((
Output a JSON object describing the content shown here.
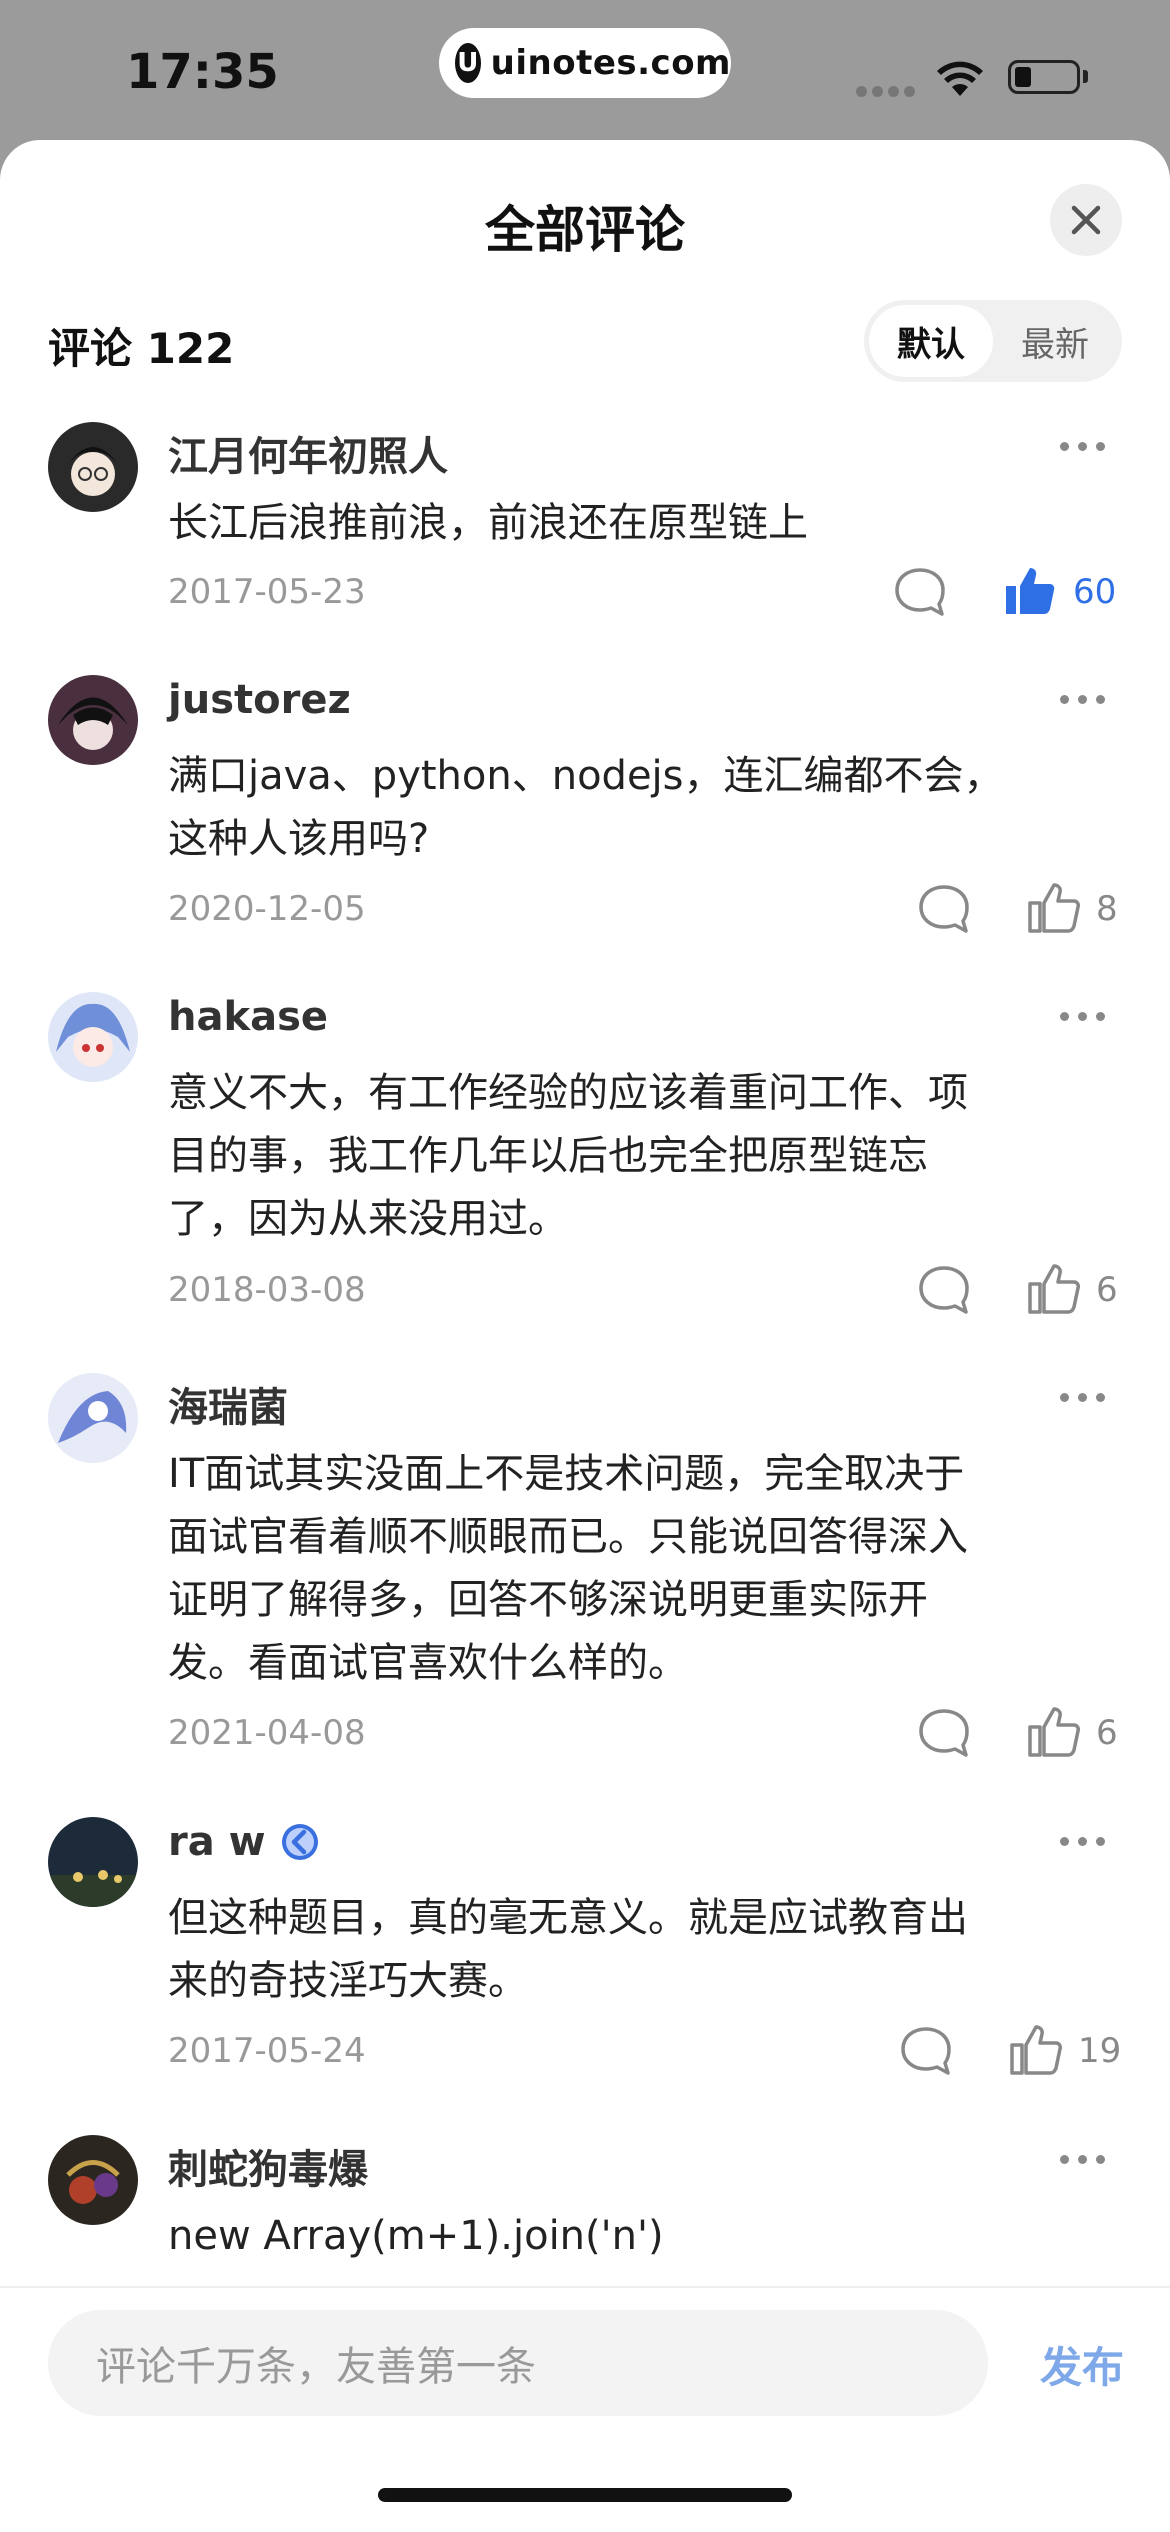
{
  "status_bar": {
    "time": "17:35",
    "url": "uinotes.com",
    "url_logo": "U",
    "battery_level": 0.28
  },
  "sheet": {
    "title": "全部评论",
    "comment_count": "评论 122",
    "sort_options": [
      "默认",
      "最新"
    ],
    "sort_selected": "默认"
  },
  "comments": [
    {
      "name": "江月何年初照人",
      "text_lines": [
        "长江后浪推前浪，前浪还在原型链上"
      ],
      "date": "2017-05-23",
      "likes": "60",
      "liked": true,
      "avatar_color": "#2a2a2a"
    },
    {
      "name": "justorez",
      "text_lines": [
        "满口java、python、nodejs，连汇编都不会，",
        "这种人该用吗?"
      ],
      "date": "2020-12-05",
      "likes": "8",
      "liked": false,
      "avatar_color": "#3b2a36"
    },
    {
      "name": "hakase",
      "text_lines": [
        "意义不大，有工作经验的应该着重问工作、项",
        "目的事，我工作几年以后也完全把原型链忘",
        "了，因为从来没用过。"
      ],
      "date": "2018-03-08",
      "likes": "6",
      "liked": false,
      "avatar_color": "#c9d3ee"
    },
    {
      "name": "海瑞菌",
      "text_lines": [
        "IT面试其实没面上不是技术问题，完全取决于",
        "面试官看着顺不顺眼而已。只能说回答得深入",
        "证明了解得多，回答不够深说明更重实际开",
        "发。看面试官喜欢什么样的。"
      ],
      "date": "2021-04-08",
      "likes": "6",
      "liked": false,
      "avatar_color": "#7d8fd0"
    },
    {
      "name": "ra w",
      "text_lines": [
        "但这种题目，真的毫无意义。就是应试教育出",
        "来的奇技淫巧大赛。"
      ],
      "date": "2017-05-24",
      "likes": "19",
      "liked": false,
      "avatar_color": "#1f2c3a",
      "badge": true
    },
    {
      "name": "刺蛇狗毒爆",
      "text_lines": [
        " new Array(m+1).join('n')"
      ],
      "date": "",
      "likes": "",
      "liked": false,
      "avatar_color": "#2b2620"
    }
  ],
  "composer": {
    "placeholder": "评论千万条，友善第一条",
    "publish_label": "发布"
  },
  "colors": {
    "accent": "#2f6fe6",
    "publish": "#7fa8e8"
  }
}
))
- _AIM OF THE EXERCISE_: Copy each line in full and exactly, omitting any picture.

- _FINAL RESULT_:
Output a JSON object describing the content shown here.
{
  "status_bar": {
    "time": "17:35",
    "url": "uinotes.com",
    "url_logo": "U",
    "battery_level": 0.28
  },
  "sheet": {
    "title": "全部评论",
    "comment_count": "评论 122",
    "sort_options": [
      "默认",
      "最新"
    ],
    "sort_selected": "默认"
  },
  "comments": [
    {
      "name": "江月何年初照人",
      "text_lines": [
        "长江后浪推前浪，前浪还在原型链上"
      ],
      "date": "2017-05-23",
      "likes": "60",
      "liked": true,
      "avatar_color": "#2a2a2a"
    },
    {
      "name": "justorez",
      "text_lines": [
        "满口java、python、nodejs，连汇编都不会，",
        "这种人该用吗?"
      ],
      "date": "2020-12-05",
      "likes": "8",
      "liked": false,
      "avatar_color": "#3b2a36"
    },
    {
      "name": "hakase",
      "text_lines": [
        "意义不大，有工作经验的应该着重问工作、项",
        "目的事，我工作几年以后也完全把原型链忘",
        "了，因为从来没用过。"
      ],
      "date": "2018-03-08",
      "likes": "6",
      "liked": false,
      "avatar_color": "#c9d3ee"
    },
    {
      "name": "海瑞菌",
      "text_lines": [
        "IT面试其实没面上不是技术问题，完全取决于",
        "面试官看着顺不顺眼而已。只能说回答得深入",
        "证明了解得多，回答不够深说明更重实际开",
        "发。看面试官喜欢什么样的。"
      ],
      "date": "2021-04-08",
      "likes": "6",
      "liked": false,
      "avatar_color": "#7d8fd0"
    },
    {
      "name": "ra w",
      "text_lines": [
        "但这种题目，真的毫无意义。就是应试教育出",
        "来的奇技淫巧大赛。"
      ],
      "date": "2017-05-24",
      "likes": "19",
      "liked": false,
      "avatar_color": "#1f2c3a",
      "badge": true
    },
    {
      "name": "刺蛇狗毒爆",
      "text_lines": [
        " new Array(m+1).join('n')"
      ],
      "date": "",
      "likes": "",
      "liked": false,
      "avatar_color": "#2b2620"
    }
  ],
  "composer": {
    "placeholder": "评论千万条，友善第一条",
    "publish_label": "发布"
  },
  "colors": {
    "accent": "#2f6fe6",
    "publish": "#7fa8e8"
  }
}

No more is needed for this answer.